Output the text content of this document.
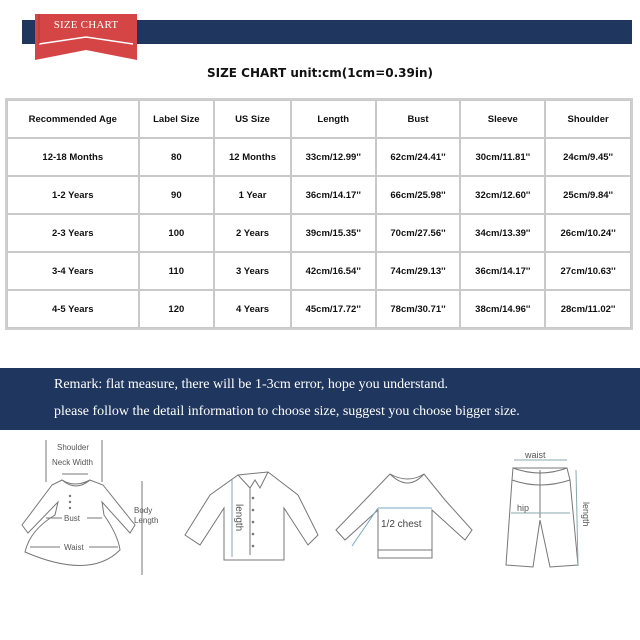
SIZE CHART
SIZE CHART unit:cm(1cm=0.39in)
Recommended Age	Label Size	US Size	Length	Bust	Sleeve	Shoulder
12-18 Months	80	12 Months	33cm/12.99''	62cm/24.41''	30cm/11.81''	24cm/9.45''
1-2 Years	90	1 Year	36cm/14.17''	66cm/25.98''	32cm/12.60''	25cm/9.84''
2-3 Years	100	2 Years	39cm/15.35''	70cm/27.56''	34cm/13.39''	26cm/10.24''
3-4 Years	110	3 Years	42cm/16.54''	74cm/29.13''	36cm/14.17''	27cm/10.63''
4-5 Years	120	4 Years	45cm/17.72''	78cm/30.71''	38cm/14.96''	28cm/11.02''

Remark: flat measure, there will be 1-3cm error, hope you understand.

please follow the detail information to choose size, suggest you choose bigger size.

Shoulder
Neck Width
Bust
Waist
Body
Length	length	1/2 chest
waist
hip	length
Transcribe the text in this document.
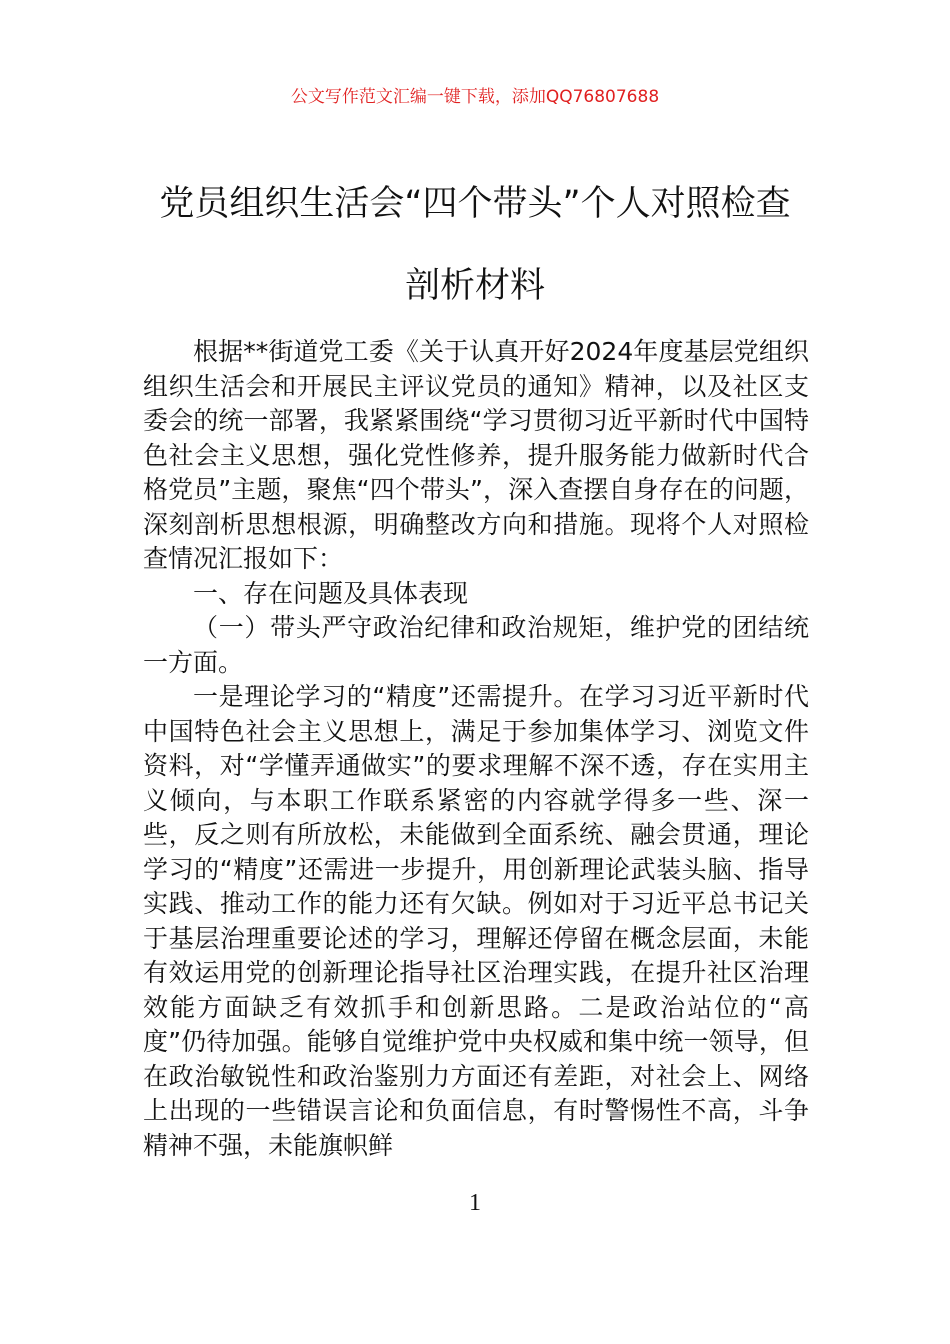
公文写作范文汇编一键下载，添加QQ76807688
党员组织生活会“四个带头”个人对照检查剖析材料

根据**街道党工委《关于认真开好2024年度基层党组织组织生活会和开展民主评议党员的通知》精神，以及社区支委会的统一部署，我紧紧围绕“学习贯彻习近平新时代中国特色社会主义思想，强化党性修养，提升服务能力做新时代合格党员”主题，聚焦“四个带头”，深入查摆自身存在的问题，深刻剖析思想根源，明确整改方向和措施。现将个人对照检查情况汇报如下：

一、存在问题及具体表现

（一）带头严守政治纪律和政治规矩，维护党的团结统一方面。

一是理论学习的“精度”还需提升。在学习习近平新时代中国特色社会主义思想上，满足于参加集体学习、浏览文件资料，对“学懂弄通做实”的要求理解不深不透，存在实用主义倾向，与本职工作联系紧密的内容就学得多一些、深一些，反之则有所放松，未能做到全面系统、融会贯通，理论学习的“精度”还需进一步提升，用创新理论武装头脑、指导实践、推动工作的能力还有欠缺。例如对于习近平总书记关于基层治理重要论述的学习，理解还停留在概念层面，未能有效运用党的创新理论指导社区治理实践，在提升社区治理效能方面缺乏有效抓手和创新思路。二是政治站位的“高度”仍待加强。能够自觉维护党中央权威和集中统一领导，但在政治敏锐性和政治鉴别力方面还有差距，对社会上、网络上出现的一些错误言论和负面信息，有时警惕性不高，斗争精神不强，未能旗帜鲜

1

════════════════

> [Task brief]: Set down only the lines running from the line with "Transcribe the text in this document." to the end of the entries, inclusive; omit every picture.

> [Answer below]:
Transcribe the text in this document.
公文写作范文汇编一键下载，添加QQ76807688
党员组织生活会“四个带头”个人对照检查剖析材料

根据**街道党工委《关于认真开好2024年度基层党组织组织生活会和开展民主评议党员的通知》精神，以及社区支委会的统一部署，我紧紧围绕“学习贯彻习近平新时代中国特色社会主义思想，强化党性修养，提升服务能力做新时代合格党员”主题，聚焦“四个带头”，深入查摆自身存在的问题，深刻剖析思想根源，明确整改方向和措施。现将个人对照检查情况汇报如下：

一、存在问题及具体表现

（一）带头严守政治纪律和政治规矩，维护党的团结统一方面。

一是理论学习的“精度”还需提升。在学习习近平新时代中国特色社会主义思想上，满足于参加集体学习、浏览文件资料，对“学懂弄通做实”的要求理解不深不透，存在实用主义倾向，与本职工作联系紧密的内容就学得多一些、深一些，反之则有所放松，未能做到全面系统、融会贯通，理论学习的“精度”还需进一步提升，用创新理论武装头脑、指导实践、推动工作的能力还有欠缺。例如对于习近平总书记关于基层治理重要论述的学习，理解还停留在概念层面，未能有效运用党的创新理论指导社区治理实践，在提升社区治理效能方面缺乏有效抓手和创新思路。二是政治站位的“高度”仍待加强。能够自觉维护党中央权威和集中统一领导，但在政治敏锐性和政治鉴别力方面还有差距，对社会上、网络上出现的一些错误言论和负面信息，有时警惕性不高，斗争精神不强，未能旗帜鲜

1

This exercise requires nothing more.